[WRITTEN REQUEST]
Take down each entry exactly as written.

[DATA FOR PROCESSING]
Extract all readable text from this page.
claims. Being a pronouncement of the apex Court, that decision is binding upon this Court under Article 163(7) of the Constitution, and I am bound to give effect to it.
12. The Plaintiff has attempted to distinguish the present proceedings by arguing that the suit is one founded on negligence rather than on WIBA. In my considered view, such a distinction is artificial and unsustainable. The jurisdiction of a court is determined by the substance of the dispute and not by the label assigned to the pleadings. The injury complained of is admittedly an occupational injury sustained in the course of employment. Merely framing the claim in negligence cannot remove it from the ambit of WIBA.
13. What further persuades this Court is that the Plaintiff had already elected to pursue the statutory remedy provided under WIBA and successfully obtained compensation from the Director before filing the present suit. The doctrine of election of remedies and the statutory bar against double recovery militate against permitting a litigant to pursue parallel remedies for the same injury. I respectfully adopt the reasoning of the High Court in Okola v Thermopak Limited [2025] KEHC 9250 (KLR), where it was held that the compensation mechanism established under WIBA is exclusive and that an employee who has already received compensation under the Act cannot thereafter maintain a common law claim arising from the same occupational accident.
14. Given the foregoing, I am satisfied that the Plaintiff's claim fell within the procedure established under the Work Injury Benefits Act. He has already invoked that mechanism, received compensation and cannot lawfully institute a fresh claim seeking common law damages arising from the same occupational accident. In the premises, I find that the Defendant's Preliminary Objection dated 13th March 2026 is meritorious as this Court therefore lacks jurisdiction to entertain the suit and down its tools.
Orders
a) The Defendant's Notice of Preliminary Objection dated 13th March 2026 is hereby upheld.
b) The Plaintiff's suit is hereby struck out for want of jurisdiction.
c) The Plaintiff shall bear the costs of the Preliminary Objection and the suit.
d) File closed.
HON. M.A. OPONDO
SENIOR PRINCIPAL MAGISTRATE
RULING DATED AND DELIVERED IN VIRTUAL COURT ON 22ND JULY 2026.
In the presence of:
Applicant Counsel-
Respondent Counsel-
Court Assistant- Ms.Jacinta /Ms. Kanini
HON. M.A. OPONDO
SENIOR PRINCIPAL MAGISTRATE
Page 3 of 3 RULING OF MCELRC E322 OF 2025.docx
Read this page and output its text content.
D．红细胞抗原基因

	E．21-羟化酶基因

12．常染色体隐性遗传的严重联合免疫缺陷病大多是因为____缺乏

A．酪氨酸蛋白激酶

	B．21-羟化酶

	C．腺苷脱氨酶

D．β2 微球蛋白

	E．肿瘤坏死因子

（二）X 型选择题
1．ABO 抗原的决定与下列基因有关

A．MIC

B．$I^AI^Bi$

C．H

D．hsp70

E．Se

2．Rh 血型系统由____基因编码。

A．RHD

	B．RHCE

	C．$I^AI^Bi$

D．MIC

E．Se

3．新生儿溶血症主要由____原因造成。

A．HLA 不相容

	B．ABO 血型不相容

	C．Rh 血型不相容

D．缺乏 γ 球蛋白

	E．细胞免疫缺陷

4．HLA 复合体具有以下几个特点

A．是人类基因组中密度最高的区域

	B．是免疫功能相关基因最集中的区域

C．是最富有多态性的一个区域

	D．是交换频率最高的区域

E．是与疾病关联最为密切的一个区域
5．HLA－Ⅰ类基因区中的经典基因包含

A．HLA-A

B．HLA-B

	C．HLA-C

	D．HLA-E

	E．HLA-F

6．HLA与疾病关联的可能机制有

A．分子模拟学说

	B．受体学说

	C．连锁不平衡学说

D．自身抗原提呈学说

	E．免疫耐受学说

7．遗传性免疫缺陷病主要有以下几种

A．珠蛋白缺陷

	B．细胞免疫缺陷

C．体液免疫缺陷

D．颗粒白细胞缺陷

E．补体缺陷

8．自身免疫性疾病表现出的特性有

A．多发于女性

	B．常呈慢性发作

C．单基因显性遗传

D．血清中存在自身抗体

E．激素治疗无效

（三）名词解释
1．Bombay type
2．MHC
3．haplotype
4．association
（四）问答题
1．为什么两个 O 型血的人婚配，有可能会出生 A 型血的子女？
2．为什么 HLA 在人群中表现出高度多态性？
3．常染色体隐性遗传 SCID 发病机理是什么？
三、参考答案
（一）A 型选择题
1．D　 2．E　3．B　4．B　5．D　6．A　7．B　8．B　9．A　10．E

[REPLY TO THE TASK]
Extract all readable text from this page.
claims. Being a pronouncement of the apex Court, that decision is binding upon this Court under Article 163(7) of the Constitution, and I am bound to give effect to it.
12. The Plaintiff has attempted to distinguish the present proceedings by arguing that the suit is one founded on negligence rather than on WIBA. In my considered view, such a distinction is artificial and unsustainable. The jurisdiction of a court is determined by the substance of the dispute and not by the label assigned to the pleadings. The injury complained of is admittedly an occupational injury sustained in the course of employment. Merely framing the claim in negligence cannot remove it from the ambit of WIBA.
13. What further persuades this Court is that the Plaintiff had already elected to pursue the statutory remedy provided under WIBA and successfully obtained compensation from the Director before filing the present suit. The doctrine of election of remedies and the statutory bar against double recovery militate against permitting a litigant to pursue parallel remedies for the same injury. I respectfully adopt the reasoning of the High Court in Okola v Thermopak Limited [2025] KEHC 9250 (KLR), where it was held that the compensation mechanism established under WIBA is exclusive and that an employee who has already received compensation under the Act cannot thereafter maintain a common law claim arising from the same occupational accident.
14. Given the foregoing, I am satisfied that the Plaintiff's claim fell within the procedure established under the Work Injury Benefits Act. He has already invoked that mechanism, received compensation and cannot lawfully institute a fresh claim seeking common law damages arising from the same occupational accident. In the premises, I find that the Defendant's Preliminary Objection dated 13th March 2026 is meritorious as this Court therefore lacks jurisdiction to entertain the suit and down its tools.
Orders
a) The Defendant's Notice of Preliminary Objection dated 13th March 2026 is hereby upheld.
b) The Plaintiff's suit is hereby struck out for want of jurisdiction.
c) The Plaintiff shall bear the costs of the Preliminary Objection and the suit.
d) File closed.
HON. M.A. OPONDO
SENIOR PRINCIPAL MAGISTRATE
RULING DATED AND DELIVERED IN VIRTUAL COURT ON 22ND JULY 2026.
In the presence of:
Applicant Counsel-
Respondent Counsel-
Court Assistant- Ms.Jacinta /Ms. Kanini
HON. M.A. OPONDO
SENIOR PRINCIPAL MAGISTRATE
Page 3 of 3 RULING OF MCELRC E322 OF 2025.docx
Read this page and output its text content.
D．红细胞抗原基因

	E．21-羟化酶基因

12．常染色体隐性遗传的严重联合免疫缺陷病大多是因为____缺乏

A．酪氨酸蛋白激酶

	B．21-羟化酶

	C．腺苷脱氨酶

D．β2 微球蛋白

	E．肿瘤坏死因子

（二）X 型选择题
1．ABO 抗原的决定与下列基因有关

A．MIC

B．$I^AI^Bi$

C．H

D．hsp70

E．Se

2．Rh 血型系统由____基因编码。

A．RHD

	B．RHCE

	C．$I^AI^Bi$

D．MIC

E．Se

3．新生儿溶血症主要由____原因造成。

A．HLA 不相容

	B．ABO 血型不相容

	C．Rh 血型不相容

D．缺乏 γ 球蛋白

	E．细胞免疫缺陷

4．HLA 复合体具有以下几个特点

A．是人类基因组中密度最高的区域

	B．是免疫功能相关基因最集中的区域

C．是最富有多态性的一个区域

	D．是交换频率最高的区域

E．是与疾病关联最为密切的一个区域
5．HLA－Ⅰ类基因区中的经典基因包含

A．HLA-A

B．HLA-B

	C．HLA-C

	D．HLA-E

	E．HLA-F

6．HLA与疾病关联的可能机制有

A．分子模拟学说

	B．受体学说

	C．连锁不平衡学说

D．自身抗原提呈学说

	E．免疫耐受学说

7．遗传性免疫缺陷病主要有以下几种

A．珠蛋白缺陷

	B．细胞免疫缺陷

C．体液免疫缺陷

D．颗粒白细胞缺陷

E．补体缺陷

8．自身免疫性疾病表现出的特性有

A．多发于女性

	B．常呈慢性发作

C．单基因显性遗传

D．血清中存在自身抗体

E．激素治疗无效

（三）名词解释
1．Bombay type
2．MHC
3．haplotype
4．association
（四）问答题
1．为什么两个 O 型血的人婚配，有可能会出生 A 型血的子女？
2．为什么 HLA 在人群中表现出高度多态性？
3．常染色体隐性遗传 SCID 发病机理是什么？
三、参考答案
（一）A 型选择题
1．D　 2．E　3．B　4．B　5．D　6．A　7．B　8．B　9．A　10．E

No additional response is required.